### Description of the task
Search the listing for the string "name" and copy every line that contains it.

### Material supplied
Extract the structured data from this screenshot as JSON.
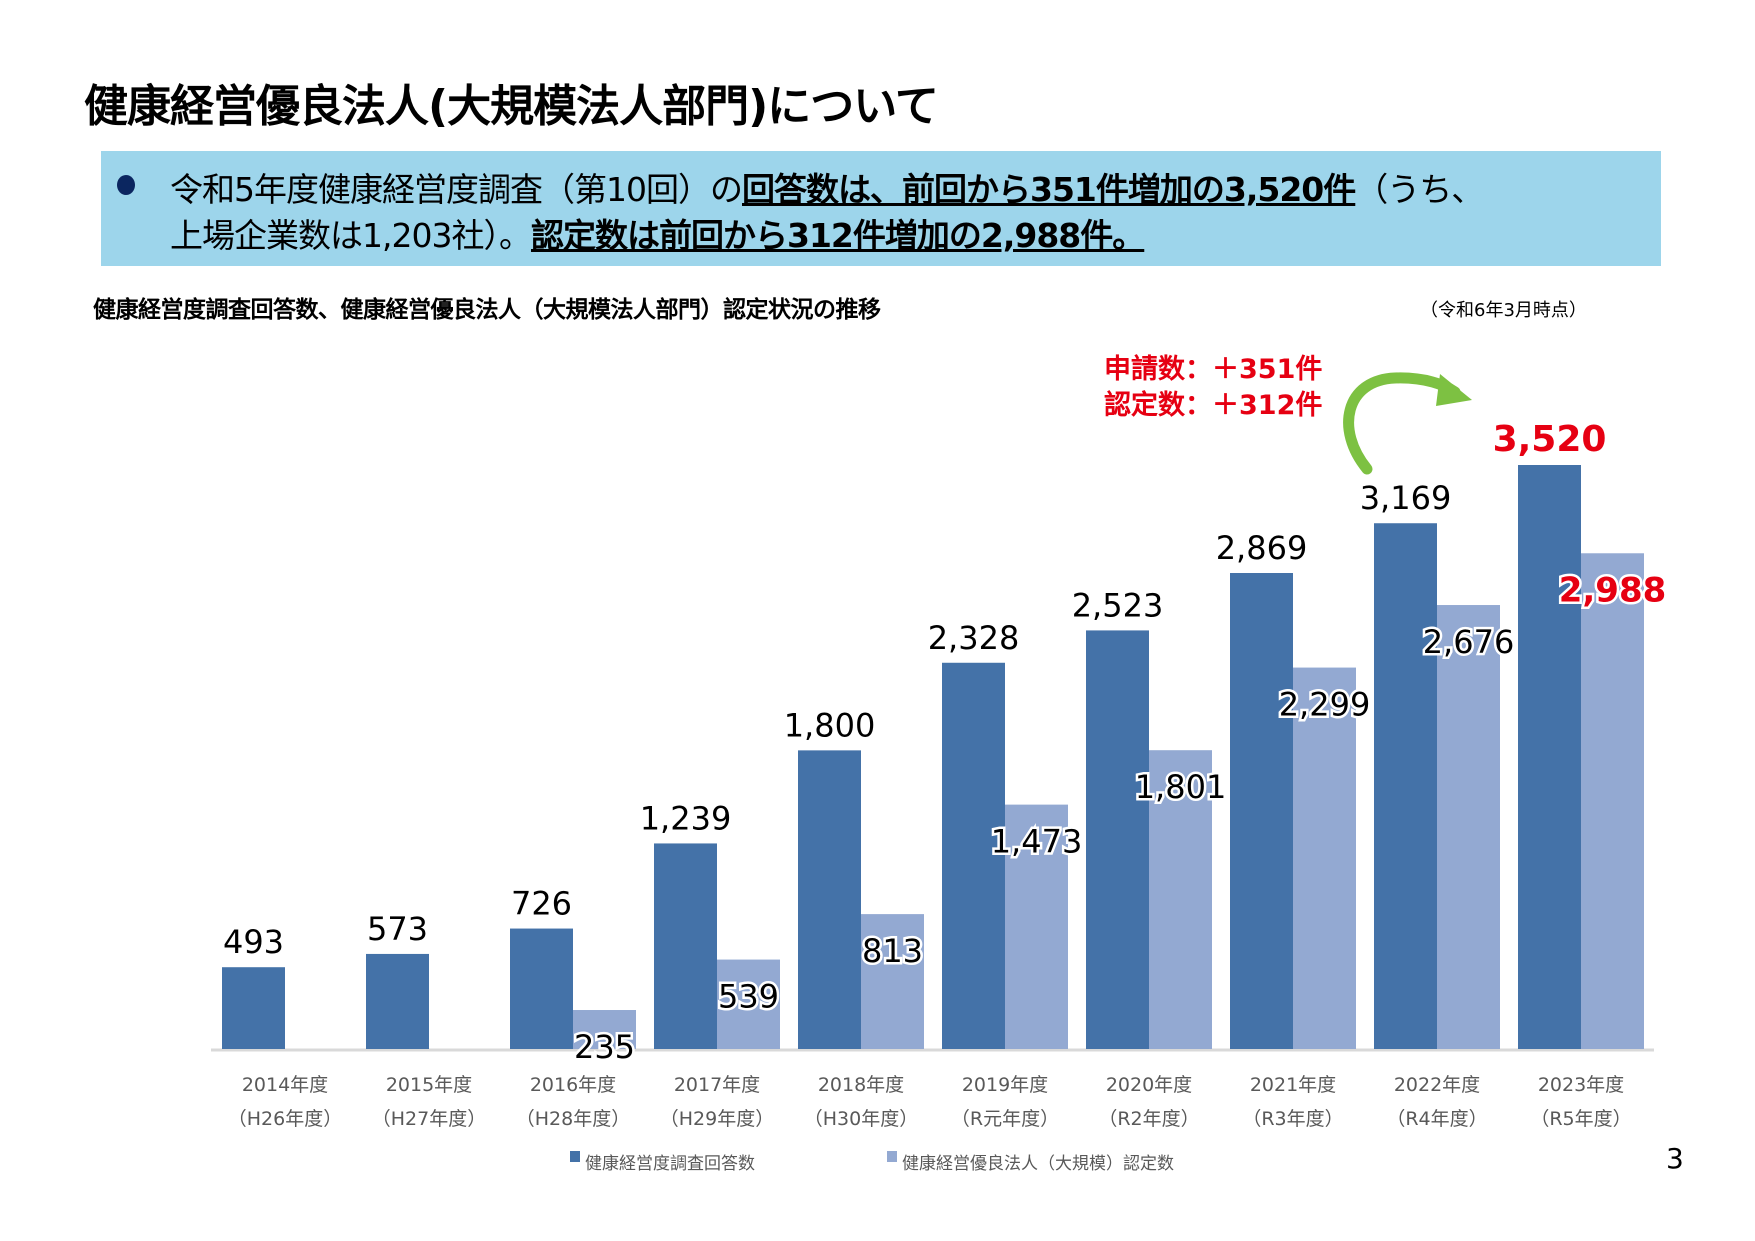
{
  "title": "健康経営優良法人(大規模法人部門)について",
  "summary": {
    "line1_plain": "令和5年度健康経営度調査（第10回）の",
    "line1_bold": "回答数は、前回から351件増加の3,520件",
    "line1_tail": "（うち、",
    "line2_plain": "上場企業数は1,203社）。",
    "line2_bold": "認定数は前回から312件増加の2,988件。"
  },
  "subtitle": "健康経営度調査回答数、健康経営優良法人（大規模法人部門）認定状況の推移",
  "as_of": "（令和6年3月時点）",
  "annotation": {
    "line1": "申請数：＋351件",
    "line2": "認定数：＋312件",
    "arrow_color": "#7dc142",
    "icon": "curved-arrow-icon"
  },
  "page_number": "3",
  "colors": {
    "box": "#9dd5eb",
    "series1": "#4472a8",
    "series2": "#93a9d2",
    "highlight": "#e60012"
  },
  "chart_data": {
    "type": "bar",
    "categories": [
      "2014年度",
      "2015年度",
      "2016年度",
      "2017年度",
      "2018年度",
      "2019年度",
      "2020年度",
      "2021年度",
      "2022年度",
      "2023年度"
    ],
    "categories_sub": [
      "（H26年度）",
      "（H27年度）",
      "（H28年度）",
      "（H29年度）",
      "（H30年度）",
      "（R元年度）",
      "（R2年度）",
      "（R3年度）",
      "（R4年度）",
      "（R5年度）"
    ],
    "series": [
      {
        "name": "健康経営度調査回答数",
        "values": [
          493,
          573,
          726,
          1239,
          1800,
          2328,
          2523,
          2869,
          3169,
          3520
        ],
        "labels": [
          "493",
          "573",
          "726",
          "1,239",
          "1,800",
          "2,328",
          "2,523",
          "2,869",
          "3,169",
          "3,520"
        ]
      },
      {
        "name": "健康経営優良法人（大規模）認定数",
        "values": [
          null,
          null,
          235,
          539,
          813,
          1473,
          1801,
          2299,
          2676,
          2988
        ],
        "labels": [
          "",
          "",
          "235",
          "539",
          "813",
          "1,473",
          "1,801",
          "2,299",
          "2,676",
          "2,988"
        ]
      }
    ],
    "ylim": [
      0,
      3520
    ],
    "grid": false,
    "legend": "bottom",
    "highlight_last": true
  }
}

### Task solution
        "name": "健康経営度調査回答数",
        "name": "健康経営優良法人（大規模）認定数",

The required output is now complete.